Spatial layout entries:
========================================

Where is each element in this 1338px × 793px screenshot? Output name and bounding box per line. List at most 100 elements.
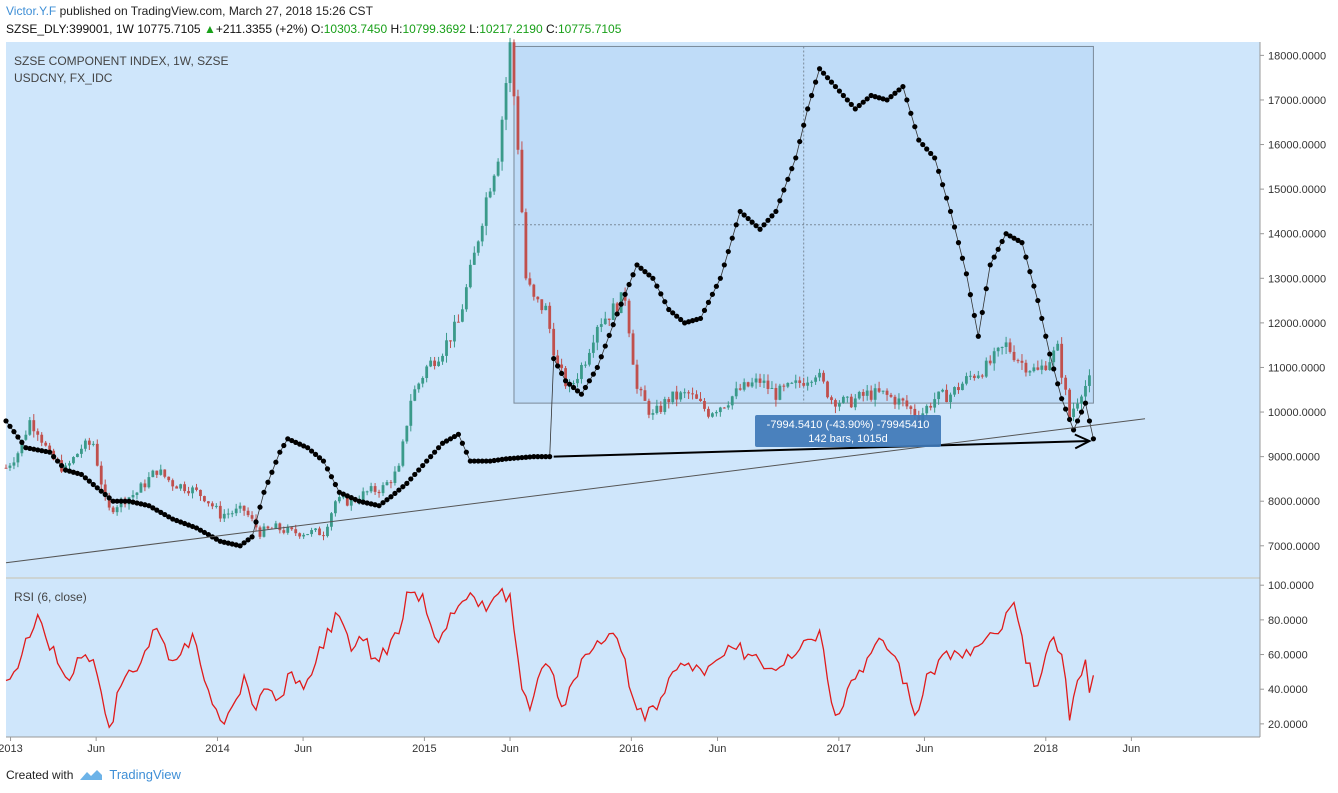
trendlines-layer[interactable] [5,418,1146,564]
overlay-point [86,478,92,484]
open-value: 10303.7450 [323,22,388,36]
candle-body [957,387,960,391]
candle-body [83,440,87,449]
candle-body [1060,343,1064,378]
overlay-point [682,320,688,326]
candle-body [564,368,567,387]
overlay-point [515,455,521,461]
overlay-point [126,498,132,504]
overlay-point [471,458,477,464]
support-trendline [5,418,1146,564]
rsi-price-axis[interactable]: 20.0000 40.0000 60.0000 80.0000 100.0000 [1260,580,1314,731]
overlay-point [717,275,723,281]
price-tick-label: 18000.0000 [1268,50,1326,62]
candle-body [826,381,829,398]
overlay-point [114,498,120,504]
candle-body [889,394,893,397]
candle-body [306,534,310,536]
overlay-point [273,459,279,465]
overlay-point [967,292,973,298]
overlay-point [971,312,977,319]
rsi-layer [5,587,1095,729]
author-link[interactable]: Victor.Y.F [6,4,57,18]
overlay-series [3,66,1097,549]
candle-body [782,385,786,387]
candle-body [1004,342,1008,347]
time-axis[interactable]: 2013 Jun 2014 Jun 2015 Jun 2016 Jun 2017 Jun 2018 J… [0,737,1140,755]
overlay-point [447,436,454,442]
candle-body [691,393,694,395]
candle-body [95,443,99,466]
candle-body [794,380,798,383]
candle-body [91,443,95,445]
main-legend[interactable]: SZSE COMPONENT INDEX, 1W, SZSE [14,54,228,68]
candle-body [560,364,564,369]
overlay-point [1082,400,1089,406]
candle-body [234,508,238,514]
candle-body [1012,351,1016,361]
candle-body [897,398,901,405]
overlay-point [102,491,108,498]
overlay-point [308,448,315,454]
rsi-tick-label: 80.0000 [1268,615,1308,627]
candle-body [548,305,552,329]
overlay-point [217,538,223,544]
overlay-point [951,224,958,230]
overlay-point [253,519,259,525]
candle-body [762,380,766,383]
candle-body [341,496,345,498]
measure-box[interactable] [513,45,1094,404]
overlay-point [269,469,275,475]
candle-body [449,340,452,342]
candle-body [639,388,643,391]
overlay-point [590,371,596,377]
candle-body [210,503,214,507]
time-tick-label: 2014 [205,743,229,755]
overlay-point [1019,240,1025,246]
time-tick-label: 2018 [1034,743,1058,755]
candle-body [488,191,492,198]
candle-body [750,382,754,387]
overlay-point [507,455,513,462]
overlay-point [916,137,922,143]
candle-body [683,392,687,394]
overlay-point [459,440,465,446]
overlay-point [511,455,517,461]
overlay-point [789,166,795,172]
candle-body [980,375,984,377]
overlay-legend[interactable]: USDCNY, FX_IDC [14,71,113,85]
candle-body [738,388,742,390]
candle-body [203,496,206,502]
candle-body [532,284,536,297]
candle-body [607,318,611,320]
candle-body [361,491,365,501]
main-price-axis[interactable]: 7000.0000 8000.0000 9000.0000 10000.0000 110… [1260,50,1326,553]
candle-body [135,492,139,495]
rsi-legend[interactable]: RSI (6, close) [14,590,87,604]
overlay-point [364,500,370,506]
price-tick-label: 10000.0000 [1268,407,1326,419]
overlay-point [297,441,303,447]
overlay-point [35,447,41,453]
candle-body [707,408,710,417]
overlay-point [626,281,632,288]
candle-body [996,347,1000,352]
overlay-point [1078,409,1085,415]
overlay-point [773,208,779,215]
candle-body [365,491,369,493]
open-label: O: [311,22,324,36]
overlay-point [3,418,9,424]
overlay-point [836,88,843,94]
overlay-point [1063,406,1069,412]
time-tick-label: 2016 [619,743,643,755]
overlay-point [82,475,88,481]
candle-body [766,380,770,389]
candle-body [774,387,778,400]
candle-body [806,382,810,386]
overlay-point [483,458,489,464]
candle-body [591,342,595,353]
high-value: 10799.3692 [402,22,466,36]
candle-body [496,161,500,176]
tradingview-brand[interactable]: TradingView [109,767,181,782]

========================================

## Exercise brief
Format the rows from the line containing "trendlines-layer[interactable] [5,418,1146,564]" through the line containing "overlay-series [3,66,1097,549]", inclusive, as a JSON list of strings with one string per line.

## Complete response
[
  "trendlines-layer[interactable] [5,418,1146,564]",
  "overlay-point [86,478,92,484]",
  "open-value: 10303.7450 [323,22,388,36]",
  "candle-body [957,387,960,391]",
  "candle-body [83,440,87,449]",
  "candle-body [1060,343,1064,378]",
  "overlay-point [682,320,688,326]",
  "candle-body [564,368,567,387]",
  "overlay-point [515,455,521,461]",
  "overlay-point [126,498,132,504]",
  "overlay-point [471,458,477,464]",
  "support-trendline [5,418,1146,564]",
  "rsi-price-axis[interactable]: 20.0000 40.0000 60.0000 80.0000 100.0000 [1260,580,1314,731]",
  "overlay-point [717,275,723,281]",
  "price-tick-label: 18000.0000 [1268,50,1326,62]",
  "candle-body [826,381,829,398]",
  "overlay-point [114,498,120,504]",
  "candle-body [889,394,893,397]",
  "candle-body [306,534,310,536]",
  "overlay-point [273,459,279,465]",
  "overlay-point [967,292,973,298]",
  "overlay-point [971,312,977,319]",
  "rsi-layer [5,587,1095,729]",
  "author-link[interactable]: Victor.Y.F [6,4,57,18]",
  "overlay-series [3,66,1097,549]"
]